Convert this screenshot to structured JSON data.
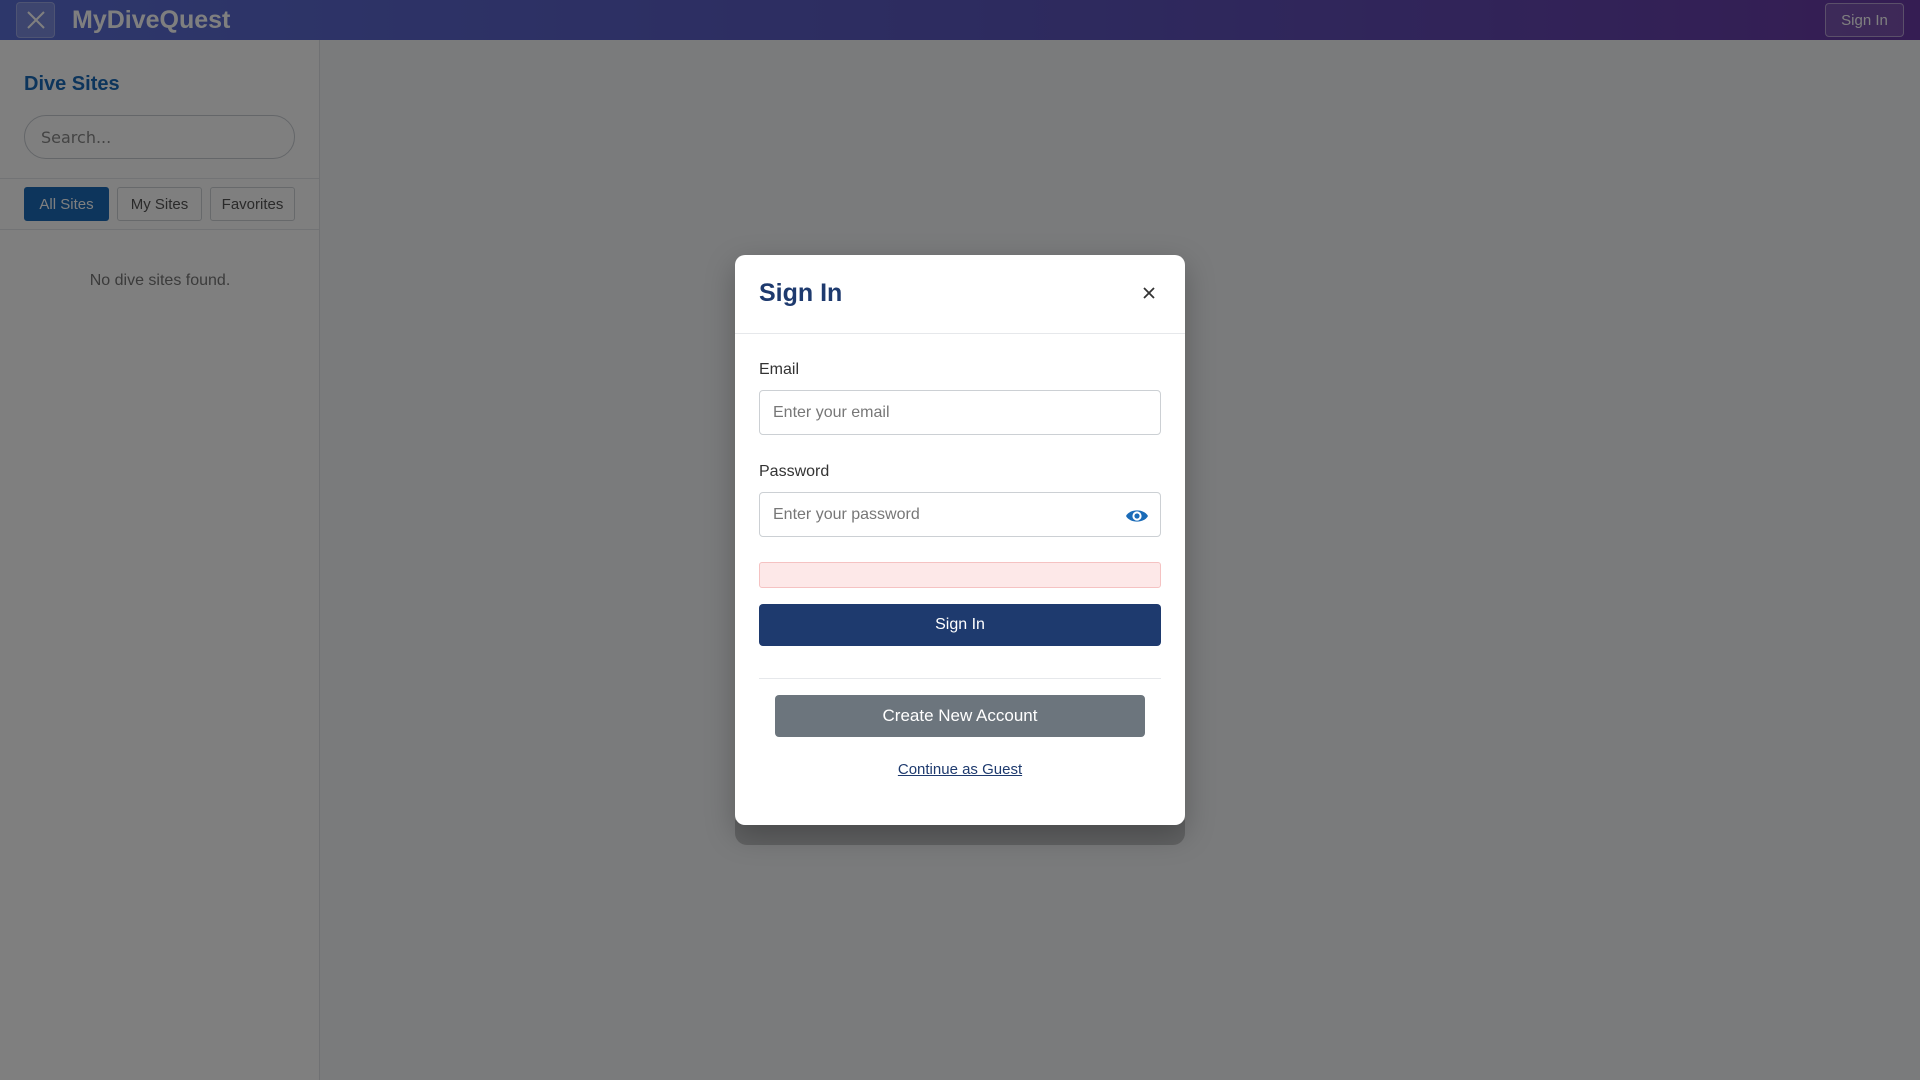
{
  "header": {
    "app_title": "MyDiveQuest",
    "sign_in_label": "Sign In",
    "menu_icon": "close-icon"
  },
  "sidebar": {
    "title": "Dive Sites",
    "search_placeholder": "Search...",
    "filters": [
      {
        "label": "All Sites",
        "active": true
      },
      {
        "label": "My Sites",
        "active": false
      },
      {
        "label": "Favorites",
        "active": false
      }
    ],
    "empty_text": "No dive sites found."
  },
  "modal": {
    "title": "Sign In",
    "close_icon": "close-icon",
    "email_label": "Email",
    "email_placeholder": "Enter your email",
    "email_value": "",
    "password_label": "Password",
    "password_placeholder": "Enter your password",
    "password_value": "",
    "password_toggle_icon": "eye-icon",
    "error_text": "",
    "submit_label": "Sign In",
    "create_account_label": "Create New Account",
    "guest_label": "Continue as Guest"
  },
  "colors": {
    "header_gradient_start": "#5a6fd6",
    "header_gradient_end": "#6a3aa6",
    "accent": "#1a6bb8",
    "primary_dark": "#1e3a6e",
    "secondary": "#6c757d",
    "error_bg": "#fde8e8"
  }
}
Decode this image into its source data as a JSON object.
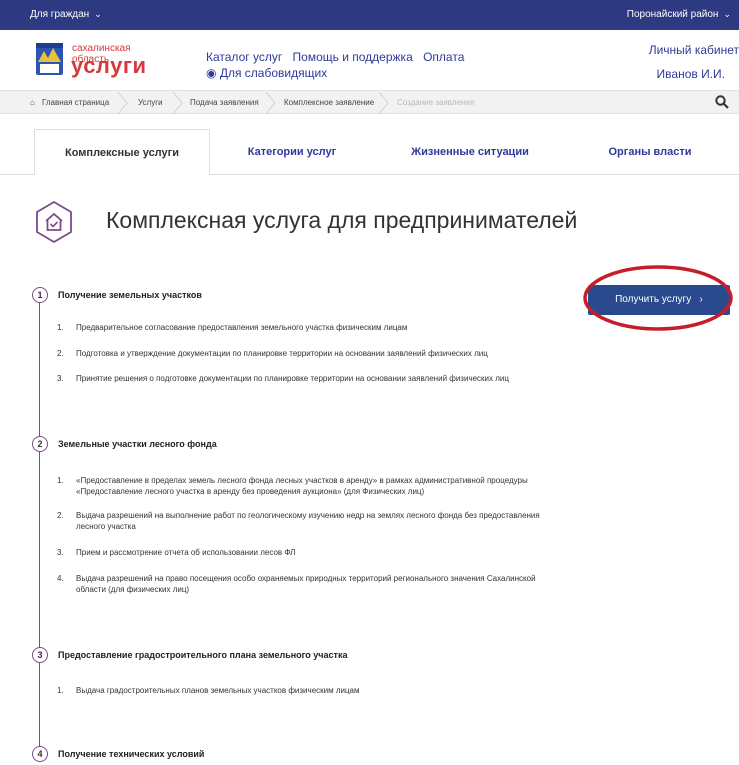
{
  "topbar": {
    "citizens_label": "Для граждан",
    "region_label": "Поронайский район"
  },
  "header": {
    "region_text": "сахалинская область",
    "brand_text": "услуги",
    "nav_links": [
      "Каталог услуг",
      "Помощь и поддержка",
      "Оплата"
    ],
    "accessibility_label": "Для слабовидящих",
    "cabinet_label": "Личный кабинет",
    "user_name": "Иванов И.И."
  },
  "breadcrumb": [
    "Главная страница",
    "Услуги",
    "Подача заявления",
    "Комплексное заявление",
    "Создание заявления"
  ],
  "tabs": [
    "Комплексные услуги",
    "Категории услуг",
    "Жизненные ситуации",
    "Органы власти"
  ],
  "page_title": "Комплексная услуга для предпринимателей",
  "get_service_button": "Получить услугу",
  "steps": [
    {
      "number": "1",
      "title": "Получение земельных участков",
      "items": [
        {
          "num": "1.",
          "text": "Предварительное согласование предоставления земельного участка физическим лицам"
        },
        {
          "num": "2.",
          "text": "Подготовка и утверждение документации по планировке территории на основании заявлений физических лиц"
        },
        {
          "num": "3.",
          "text": "Принятие решения о подготовке документации по планировке территории на основании заявлений физических лиц"
        }
      ]
    },
    {
      "number": "2",
      "title": "Земельные участки лесного фонда",
      "items": [
        {
          "num": "1.",
          "text": "«Предоставление в пределах земель лесного фонда лесных участков в аренду» в рамках административной процедуры «Предоставление лесного участка в аренду без проведения аукциона» (для Физических лиц)"
        },
        {
          "num": "2.",
          "text": "Выдача разрешений на выполнение работ по геологическому изучению недр на землях лесного фонда без предоставления лесного участка"
        },
        {
          "num": "3.",
          "text": "Прием и рассмотрение отчета об использовании лесов ФЛ"
        },
        {
          "num": "4.",
          "text": "Выдача разрешений на право посещения особо охраняемых природных территорий регионального значения Сахалинской области (для физических лиц)"
        }
      ]
    },
    {
      "number": "3",
      "title": "Предоставление градостроительного плана земельного участка",
      "items": [
        {
          "num": "1.",
          "text": "Выдача градостроительных планов земельных участков физическим лицам"
        }
      ]
    },
    {
      "number": "4",
      "title": "Получение технических условий",
      "items": []
    }
  ],
  "colors": {
    "topbar": "#2d3a82",
    "brand": "#d6393d",
    "link": "#2d3a9b",
    "accent": "#7a4b8a",
    "button": "#2a4a8e",
    "highlight": "#c41e2a"
  }
}
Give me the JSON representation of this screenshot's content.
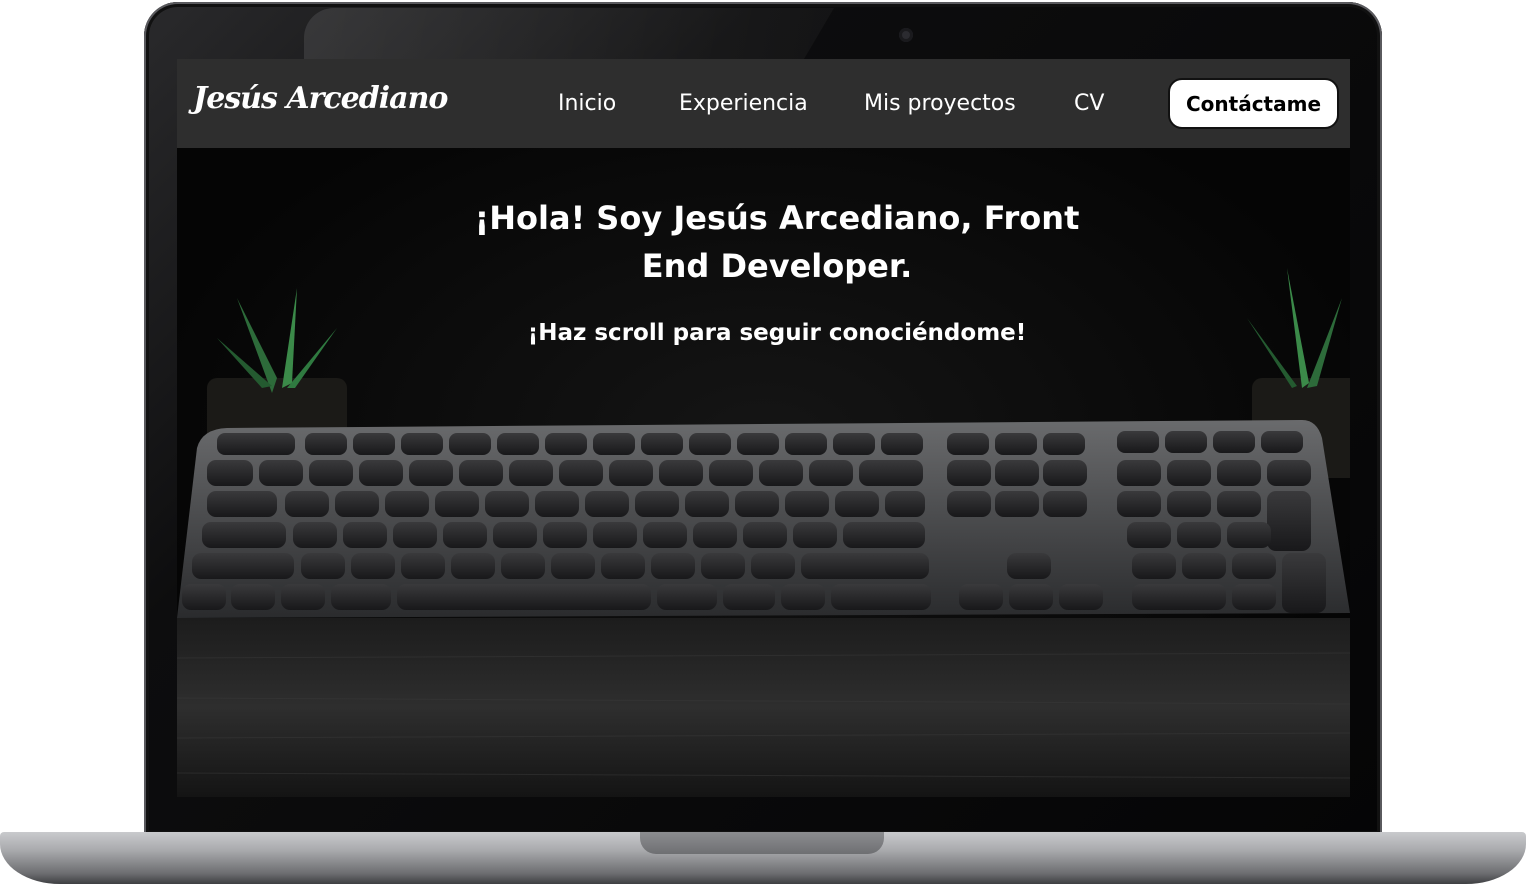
{
  "site": {
    "logo_text": "Jesús Arcediano"
  },
  "nav": {
    "items": [
      {
        "label": "Inicio"
      },
      {
        "label": "Experiencia"
      },
      {
        "label": "Mis proyectos"
      },
      {
        "label": "CV"
      }
    ],
    "contact_label": "Contáctame"
  },
  "hero": {
    "title": "¡Hola! Soy Jesús Arcediano, Front End Developer.",
    "subtitle": "¡Haz scroll para seguir conociéndome!"
  },
  "colors": {
    "navbar_bg": "#2e2e2e",
    "hero_bg": "#0a0a0a",
    "contact_button_bg": "#ffffff",
    "text": "#ffffff"
  },
  "icons": [
    "webcam-icon"
  ]
}
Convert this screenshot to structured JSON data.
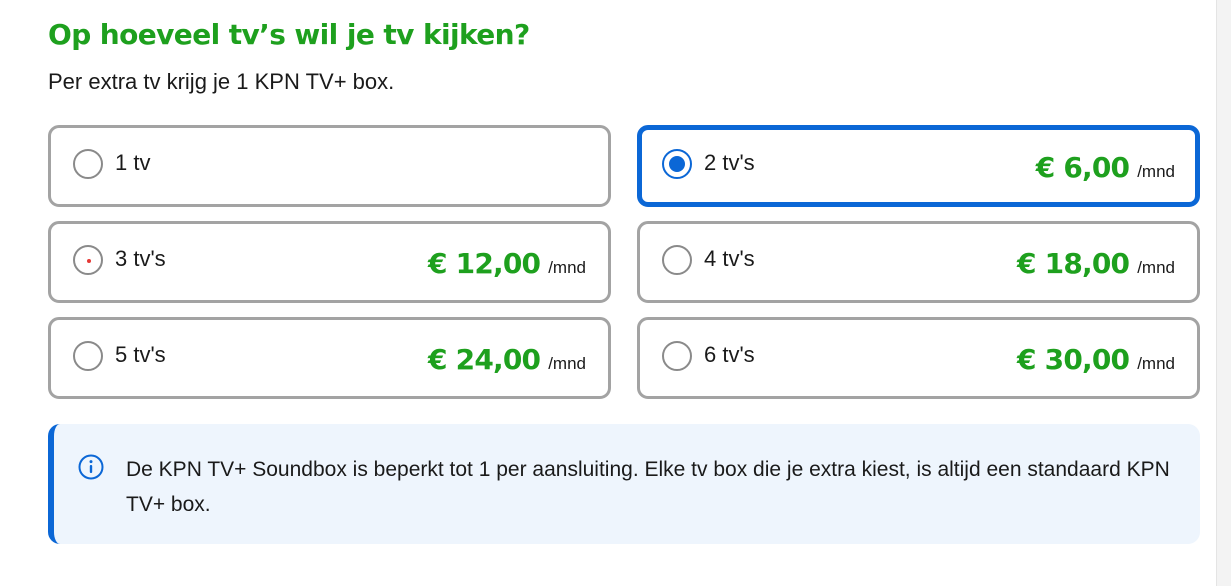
{
  "heading": "Op hoeveel tv’s wil je tv kijken?",
  "subtitle": "Per extra tv krijg je 1 KPN TV+ box.",
  "colors": {
    "accent_green": "#1ea01e",
    "selected_blue": "#0b67d6",
    "info_background": "#eef5fd"
  },
  "options": [
    {
      "label": "1 tv",
      "price": "",
      "unit": "",
      "selected": false
    },
    {
      "label": "2 tv's",
      "price": "€ 6,00",
      "unit": "/mnd",
      "selected": true
    },
    {
      "label": "3 tv's",
      "price": "€ 12,00",
      "unit": "/mnd",
      "selected": false
    },
    {
      "label": "4 tv's",
      "price": "€ 18,00",
      "unit": "/mnd",
      "selected": false
    },
    {
      "label": "5 tv's",
      "price": "€ 24,00",
      "unit": "/mnd",
      "selected": false
    },
    {
      "label": "6 tv's",
      "price": "€ 30,00",
      "unit": "/mnd",
      "selected": false
    }
  ],
  "info": {
    "icon": "info-icon",
    "text": "De KPN TV+ Soundbox is beperkt tot 1 per aansluiting. Elke tv box die je extra kiest, is altijd een standaard KPN TV+ box."
  }
}
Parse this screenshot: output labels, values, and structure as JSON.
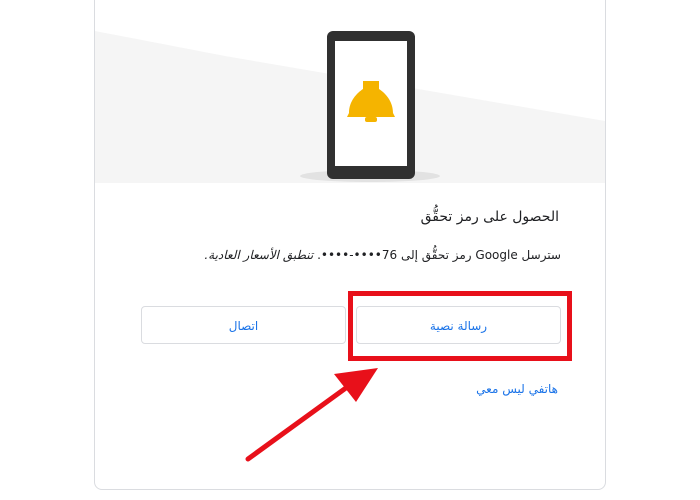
{
  "verification": {
    "title": "الحصول على رمز تحقُّق",
    "description_main": "سترسل Google رمز تحقُّق إلى 76••••-••••.",
    "description_rates": "تنطبق الأسعار العادية.",
    "sms_button": "رسالة نصية",
    "call_button": "اتصال",
    "no_phone_link": "هاتفي ليس معي"
  },
  "icons": {
    "hero": "phone-bell-icon",
    "annotation": "red-arrow-icon"
  },
  "colors": {
    "accent": "#1a73e8",
    "annotation_red": "#e8101a",
    "bell": "#f5b400",
    "phone_frame": "#303030"
  }
}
• • • • • • •
Go through the material and select each line with the string "предоставления" in it.

          "text": "Предварительное согласование предоставления земельного участка физическим лицам"
          "text": "Выдача разрешений на выполнение работ по геологическому изучению недр на землях лесного фонда без предоставления лесного участка"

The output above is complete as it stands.